■ Task description ■
Copy the data word for word, keeping every line.
※
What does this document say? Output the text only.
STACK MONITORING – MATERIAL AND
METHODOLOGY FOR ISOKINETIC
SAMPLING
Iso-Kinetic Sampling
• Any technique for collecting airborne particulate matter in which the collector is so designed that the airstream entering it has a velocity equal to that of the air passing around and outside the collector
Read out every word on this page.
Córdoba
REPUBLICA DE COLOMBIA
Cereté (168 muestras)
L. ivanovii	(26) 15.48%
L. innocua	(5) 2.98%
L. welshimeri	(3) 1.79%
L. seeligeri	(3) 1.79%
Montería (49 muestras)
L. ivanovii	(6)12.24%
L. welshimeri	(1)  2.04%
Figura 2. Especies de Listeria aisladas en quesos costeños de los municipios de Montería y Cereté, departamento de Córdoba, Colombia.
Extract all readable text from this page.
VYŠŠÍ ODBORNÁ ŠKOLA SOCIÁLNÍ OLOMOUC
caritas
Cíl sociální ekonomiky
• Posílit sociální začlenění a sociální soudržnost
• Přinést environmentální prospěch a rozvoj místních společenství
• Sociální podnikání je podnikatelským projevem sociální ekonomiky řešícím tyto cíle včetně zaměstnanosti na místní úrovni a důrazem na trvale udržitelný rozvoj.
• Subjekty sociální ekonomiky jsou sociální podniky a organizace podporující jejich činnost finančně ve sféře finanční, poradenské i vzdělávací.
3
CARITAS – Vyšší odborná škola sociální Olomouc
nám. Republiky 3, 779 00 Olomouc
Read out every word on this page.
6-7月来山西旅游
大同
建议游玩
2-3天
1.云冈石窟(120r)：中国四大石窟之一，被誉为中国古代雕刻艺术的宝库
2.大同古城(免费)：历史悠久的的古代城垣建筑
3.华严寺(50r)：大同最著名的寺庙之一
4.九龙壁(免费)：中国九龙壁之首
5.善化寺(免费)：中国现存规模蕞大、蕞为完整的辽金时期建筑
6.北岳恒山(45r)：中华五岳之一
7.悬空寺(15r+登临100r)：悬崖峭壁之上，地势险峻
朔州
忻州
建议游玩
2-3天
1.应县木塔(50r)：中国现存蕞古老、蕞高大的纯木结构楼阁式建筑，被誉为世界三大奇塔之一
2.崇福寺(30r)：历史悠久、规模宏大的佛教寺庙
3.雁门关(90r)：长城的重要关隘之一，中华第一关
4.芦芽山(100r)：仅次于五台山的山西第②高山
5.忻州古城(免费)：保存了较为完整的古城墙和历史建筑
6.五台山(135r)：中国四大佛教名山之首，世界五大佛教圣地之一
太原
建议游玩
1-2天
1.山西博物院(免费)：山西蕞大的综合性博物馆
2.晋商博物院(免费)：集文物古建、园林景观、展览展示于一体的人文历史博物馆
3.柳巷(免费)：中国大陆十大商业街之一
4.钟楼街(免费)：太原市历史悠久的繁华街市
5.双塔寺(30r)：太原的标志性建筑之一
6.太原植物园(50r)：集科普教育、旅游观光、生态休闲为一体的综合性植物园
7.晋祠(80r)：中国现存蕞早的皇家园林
※
■ Complete answer ■
What does this document say? Output the text only.
STACK MONITORING – MATERIAL AND
METHODOLOGY FOR ISOKINETIC
SAMPLING
Iso-Kinetic Sampling
• Any technique for collecting airborne particulate matter in which the collector is so designed that the airstream entering it has a velocity equal to that of the air passing around and outside the collector
Read out every word on this page.
Córdoba
REPUBLICA DE COLOMBIA
Cereté (168 muestras)
L. ivanovii	(26) 15.48%
L. innocua	(5) 2.98%
L. welshimeri	(3) 1.79%
L. seeligeri	(3) 1.79%
Montería (49 muestras)
L. ivanovii	(6)12.24%
L. welshimeri	(1)  2.04%
Figura 2. Especies de Listeria aisladas en quesos costeños de los municipios de Montería y Cereté, departamento de Córdoba, Colombia.
Extract all readable text from this page.
VYŠŠÍ ODBORNÁ ŠKOLA SOCIÁLNÍ OLOMOUC
caritas
Cíl sociální ekonomiky
• Posílit sociální začlenění a sociální soudržnost
• Přinést environmentální prospěch a rozvoj místních společenství
• Sociální podnikání je podnikatelským projevem sociální ekonomiky řešícím tyto cíle včetně zaměstnanosti na místní úrovni a důrazem na trvale udržitelný rozvoj.
• Subjekty sociální ekonomiky jsou sociální podniky a organizace podporující jejich činnost finančně ve sféře finanční, poradenské i vzdělávací.
3
CARITAS – Vyšší odborná škola sociální Olomouc
nám. Republiky 3, 779 00 Olomouc
Read out every word on this page.
6-7月来山西旅游
大同
建议游玩
2-3天
1.云冈石窟(120r)：中国四大石窟之一，被誉为中国古代雕刻艺术的宝库
2.大同古城(免费)：历史悠久的的古代城垣建筑
3.华严寺(50r)：大同最著名的寺庙之一
4.九龙壁(免费)：中国九龙壁之首
5.善化寺(免费)：中国现存规模蕞大、蕞为完整的辽金时期建筑
6.北岳恒山(45r)：中华五岳之一
7.悬空寺(15r+登临100r)：悬崖峭壁之上，地势险峻
朔州
忻州
建议游玩
2-3天
1.应县木塔(50r)：中国现存蕞古老、蕞高大的纯木结构楼阁式建筑，被誉为世界三大奇塔之一
2.崇福寺(30r)：历史悠久、规模宏大的佛教寺庙
3.雁门关(90r)：长城的重要关隘之一，中华第一关
4.芦芽山(100r)：仅次于五台山的山西第②高山
5.忻州古城(免费)：保存了较为完整的古城墙和历史建筑
6.五台山(135r)：中国四大佛教名山之首，世界五大佛教圣地之一
太原
建议游玩
1-2天
1.山西博物院(免费)：山西蕞大的综合性博物馆
2.晋商博物院(免费)：集文物古建、园林景观、展览展示于一体的人文历史博物馆
3.柳巷(免费)：中国大陆十大商业街之一
4.钟楼街(免费)：太原市历史悠久的繁华街市
5.双塔寺(30r)：太原的标志性建筑之一
6.太原植物园(50r)：集科普教育、旅游观光、生态休闲为一体的综合性植物园
7.晋祠(80r)：中国现存蕞早的皇家园林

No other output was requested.